_To do_
**a.** Copy the passage on Ff phage coat proteins word for word from "Both cpIII and" to "spanning the membrane.".
**b.** Carry on the text about Ff phage coat proteins, starting right after its last sentence.

_Text provided_

The mature capsule or Ff phage is comprised of a coat of five phage-encoded gene products: cpVIII, the major coat protein product of gene VIII that forms the bulk of the capsule; and four minor coat proteins, cpIII and cpIV at one end of the capsule and cpVII and cpIX at the other end of the capsule. The length of the capsule is formed by 2500 to 3000 copies of cpVIII in an ordered helix array that forms the characteristic filament structure. The gene Ill-encoded protein (cpIII) is typically present in 4 to 6 copies at one end of the capsule and serves as the receptor for binding of the phage to its bacterial host in the initial phase of infection. For detailed reviews of Ff phage structure, see Rasched et al., Microbiol. Rev., 50:401-427 (1986); and Model et al., in The Bacteriophages, Volume 2, R. Calendar, Ed., Plenum Press, pp. 375-456 (1988). The phage particle assembly involves extrusion of the viral genome through the host cell's membrane. Prior to extrusion, the major coat protein cpVIII and the minor coat protein cpIII are synthesized and transported to the host cell's membrane. Both cpVIII and cpIII are anchored in the host cell membrane prior to their incorporation into the mature particle. In addition, the viral genome is produced and coated with cpV protein. During the extrusion process, cpV-coated genomic DNA is stripped of the cpV coat and simultaneously recoated with the mature coat proteins.

Both cpIII and cpVIII proteins include two domains that provide signals for assembly of the mature phage particle. The first domain is a secretion signal that directs the newly synthesized protein to the host cell membrane. The secretion signal is located at the amino terminus of the polypeptide and targets the polypeptide at least to the cell membrane. The second domain is a membrane anchor domain that provides signals for association with the host cell membrane and for association with the phage particle during assembly. This second signal for both cpVIII and cpIII comprises at least a hydrophobic region for spanning the membrane.

The 50 amino acid mature gene VIII coat protein (cpVIII) is synthesized as a 73 amino acid precoat (Ito et al. (1979) PNAS 76:1199-1203). cpVIII has been extensively studied as a model membrane protein because it can integrate into lipid bilayers such as the cell membrane in an asymmetric orientation with the acidic amino terminus toward the outside and the basic carboxy terminus toward the inside of the membrane. The first 23 amino acids constitute a typical signal-sequence which causes the nascent polypeptide to be inserted into the inner cell membrane. An E. coli signal peptidase (SP-I) recognizes amino acids 18, 21, and 23, and, to a lesser extent, residue 22, and cuts between residues 23 and 24 of the precoat (Kuhn et al. (1985) J Biol. Chem. 260:15914-15918; and Kuhn et al. (1985) J Biol. Chem. 260:15907-15913). After removal of the signal sequence, the amino terminus of the mature coat is located on the periplasmic side of the inner membrane; the carboxy terminus is on the cytoplasmic side. About 3000 copies of the mature coat protein associate side-by-side in the inner membrane.

_Data records_

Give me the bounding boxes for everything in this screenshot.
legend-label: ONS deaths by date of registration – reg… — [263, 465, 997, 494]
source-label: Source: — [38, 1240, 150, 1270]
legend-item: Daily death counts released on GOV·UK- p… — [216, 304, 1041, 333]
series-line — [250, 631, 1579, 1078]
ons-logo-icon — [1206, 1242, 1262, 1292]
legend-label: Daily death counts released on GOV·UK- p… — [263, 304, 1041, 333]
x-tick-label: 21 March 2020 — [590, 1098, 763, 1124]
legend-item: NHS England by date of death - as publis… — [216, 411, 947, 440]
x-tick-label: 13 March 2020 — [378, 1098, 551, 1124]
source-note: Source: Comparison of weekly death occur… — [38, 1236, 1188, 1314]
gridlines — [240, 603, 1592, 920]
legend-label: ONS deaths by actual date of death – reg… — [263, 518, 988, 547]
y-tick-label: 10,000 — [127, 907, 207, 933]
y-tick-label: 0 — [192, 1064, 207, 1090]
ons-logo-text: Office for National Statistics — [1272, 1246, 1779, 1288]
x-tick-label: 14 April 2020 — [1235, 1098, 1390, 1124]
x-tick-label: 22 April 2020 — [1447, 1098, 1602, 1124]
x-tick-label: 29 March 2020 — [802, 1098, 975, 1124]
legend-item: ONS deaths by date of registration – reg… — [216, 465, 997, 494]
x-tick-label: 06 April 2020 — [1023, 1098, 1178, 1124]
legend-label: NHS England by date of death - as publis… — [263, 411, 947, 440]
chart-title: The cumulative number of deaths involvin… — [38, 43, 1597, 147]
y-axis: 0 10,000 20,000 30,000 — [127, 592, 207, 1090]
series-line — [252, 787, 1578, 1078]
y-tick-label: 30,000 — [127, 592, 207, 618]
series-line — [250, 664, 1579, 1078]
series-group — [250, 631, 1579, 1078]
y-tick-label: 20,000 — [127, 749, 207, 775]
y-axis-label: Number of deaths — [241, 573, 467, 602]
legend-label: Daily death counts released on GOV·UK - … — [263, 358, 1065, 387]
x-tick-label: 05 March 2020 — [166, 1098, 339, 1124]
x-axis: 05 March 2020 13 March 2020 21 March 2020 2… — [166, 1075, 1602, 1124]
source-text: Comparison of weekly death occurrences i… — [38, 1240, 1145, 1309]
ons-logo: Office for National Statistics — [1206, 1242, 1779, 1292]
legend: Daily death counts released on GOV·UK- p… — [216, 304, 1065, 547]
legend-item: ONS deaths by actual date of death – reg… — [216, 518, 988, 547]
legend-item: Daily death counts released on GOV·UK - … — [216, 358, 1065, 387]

_Answers by item_
**a.**
Both cpIII and cpVIII proteins include two domains that provide signals for assembly of the mature phage particle. The first domain is a secretion signal that directs the newly synthesized protein to the host cell membrane. The secretion signal is located at the amino terminus of the polypeptide and targets the polypeptide at least to the cell membrane. The second domain is a membrane anchor domain that provides signals for association with the host cell membrane and for association with the phage particle during assembly. This second signal for both cpVIII and cpIII comprises at least a hydrophobic region for spanning the membrane.

**b.**
The sequence of gene VIII is known, and the amino acid sequence can be encoded on a synthetic gene. Mature gene VIII protein makes up the sheath around the circular ssDNA. The gene VIII protein can be a suitable anchor protein because its location and orientation in the virion are known (Banner et al. (1981) Nature 289:814-816). Preferably, the peptide is attached to the amino terminus of the mature Ml 3 coat protein to generate the phage display library. As set out above, manipulation of the concentration of both the wild-type cpVIII and Ab/cpVIII fusion in an infected cell can be utilized to decrease the avidity of the display and thereby enhance the detection of high affinity peptides directed to the target(s).

Another vehicle for displaying the peptide is by expressing it as a domain of a chimeric gene containing part or all of gene III, e.g., encoding cpIII. When monovalent displays are required, expressing the peptide as a fusion protein with cpIII can be a preferred embodiment, as manipulation of the ratio of wild-type cpIII to chimeric cpIII during formation of the phage particles can be readily controlled. This gene encodes one of the minor coat proteins of Ml 3. Genes VI, VII, and IX also encode minor coat proteins. Each of these minor proteins is present in about 5 copies per virion and is related to morphogenesis or infection. In contrast, the major coat protein is present in more than 2500 copies per virion. The gene VI, VII, and IX proteins are present at the ends of the virion; these tliree proteins are not post- translationally processed (Rasched et al. (1986) Ann Rev. Microbiol. 41:507-541). In particular, the single-stranded circular phage DNA associates with about five copies of the gene III protein and is then extruded through the patch of membrane-associated coat protein in such a way that the DNA is encased in a helical sheath of protein (Webster et al. in The Single-Stranded DNA Phages, eds Dressier et al. (NY:CSHL Press, 1978).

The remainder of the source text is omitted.